## AIM
Every entry that follows should be reproduced exactly.

## THE INPUT
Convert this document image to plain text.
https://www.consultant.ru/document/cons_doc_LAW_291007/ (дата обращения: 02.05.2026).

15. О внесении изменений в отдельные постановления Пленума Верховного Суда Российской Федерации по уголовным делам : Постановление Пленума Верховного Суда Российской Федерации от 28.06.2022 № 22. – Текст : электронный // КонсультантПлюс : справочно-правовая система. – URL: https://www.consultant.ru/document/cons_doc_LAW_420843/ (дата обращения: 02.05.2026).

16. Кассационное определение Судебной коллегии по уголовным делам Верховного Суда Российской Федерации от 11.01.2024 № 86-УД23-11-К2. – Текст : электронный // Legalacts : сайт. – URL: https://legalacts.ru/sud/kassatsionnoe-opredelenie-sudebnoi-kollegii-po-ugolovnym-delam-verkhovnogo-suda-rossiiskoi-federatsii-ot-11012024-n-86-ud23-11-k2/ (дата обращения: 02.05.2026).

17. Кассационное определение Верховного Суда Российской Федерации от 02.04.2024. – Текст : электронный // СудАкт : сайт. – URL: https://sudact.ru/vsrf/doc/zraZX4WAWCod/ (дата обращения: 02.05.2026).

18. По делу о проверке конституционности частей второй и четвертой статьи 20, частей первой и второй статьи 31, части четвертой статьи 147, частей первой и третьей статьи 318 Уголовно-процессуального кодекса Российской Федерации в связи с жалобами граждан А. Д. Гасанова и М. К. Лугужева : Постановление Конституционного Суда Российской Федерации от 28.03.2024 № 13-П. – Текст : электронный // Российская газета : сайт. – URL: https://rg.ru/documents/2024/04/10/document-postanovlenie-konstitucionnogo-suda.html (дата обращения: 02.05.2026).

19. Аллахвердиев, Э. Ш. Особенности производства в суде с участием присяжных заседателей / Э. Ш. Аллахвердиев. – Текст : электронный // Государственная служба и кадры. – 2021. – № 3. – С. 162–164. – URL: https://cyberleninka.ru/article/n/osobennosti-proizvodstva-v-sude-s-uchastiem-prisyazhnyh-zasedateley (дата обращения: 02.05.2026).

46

## PROBLEM SOLUTION
Convert this document image to plain text.
https://www.consultant.ru/document/cons_doc_LAW_291007/ (дата обращения: 02.05.2026).

15. О внесении изменений в отдельные постановления Пленума Верховного Суда Российской Федерации по уголовным делам : Постановление Пленума Верховного Суда Российской Федерации от 28.06.2022 № 22. – Текст : электронный // КонсультантПлюс : справочно-правовая система. – URL: https://www.consultant.ru/document/cons_doc_LAW_420843/ (дата обращения: 02.05.2026).

16. Кассационное определение Судебной коллегии по уголовным делам Верховного Суда Российской Федерации от 11.01.2024 № 86-УД23-11-К2. – Текст : электронный // Legalacts : сайт. – URL: https://legalacts.ru/sud/kassatsionnoe-opredelenie-sudebnoi-kollegii-po-ugolovnym-delam-verkhovnogo-suda-rossiiskoi-federatsii-ot-11012024-n-86-ud23-11-k2/ (дата обращения: 02.05.2026).

17. Кассационное определение Верховного Суда Российской Федерации от 02.04.2024. – Текст : электронный // СудАкт : сайт. – URL: https://sudact.ru/vsrf/doc/zraZX4WAWCod/ (дата обращения: 02.05.2026).

18. По делу о проверке конституционности частей второй и четвертой статьи 20, частей первой и второй статьи 31, части четвертой статьи 147, частей первой и третьей статьи 318 Уголовно-процессуального кодекса Российской Федерации в связи с жалобами граждан А. Д. Гасанова и М. К. Лугужева : Постановление Конституционного Суда Российской Федерации от 28.03.2024 № 13-П. – Текст : электронный // Российская газета : сайт. – URL: https://rg.ru/documents/2024/04/10/document-postanovlenie-konstitucionnogo-suda.html (дата обращения: 02.05.2026).

19. Аллахвердиев, Э. Ш. Особенности производства в суде с участием присяжных заседателей / Э. Ш. Аллахвердиев. – Текст : электронный // Государственная служба и кадры. – 2021. – № 3. – С. 162–164. – URL: https://cyberleninka.ru/article/n/osobennosti-proizvodstva-v-sude-s-uchastiem-prisyazhnyh-zasedateley (дата обращения: 02.05.2026).

46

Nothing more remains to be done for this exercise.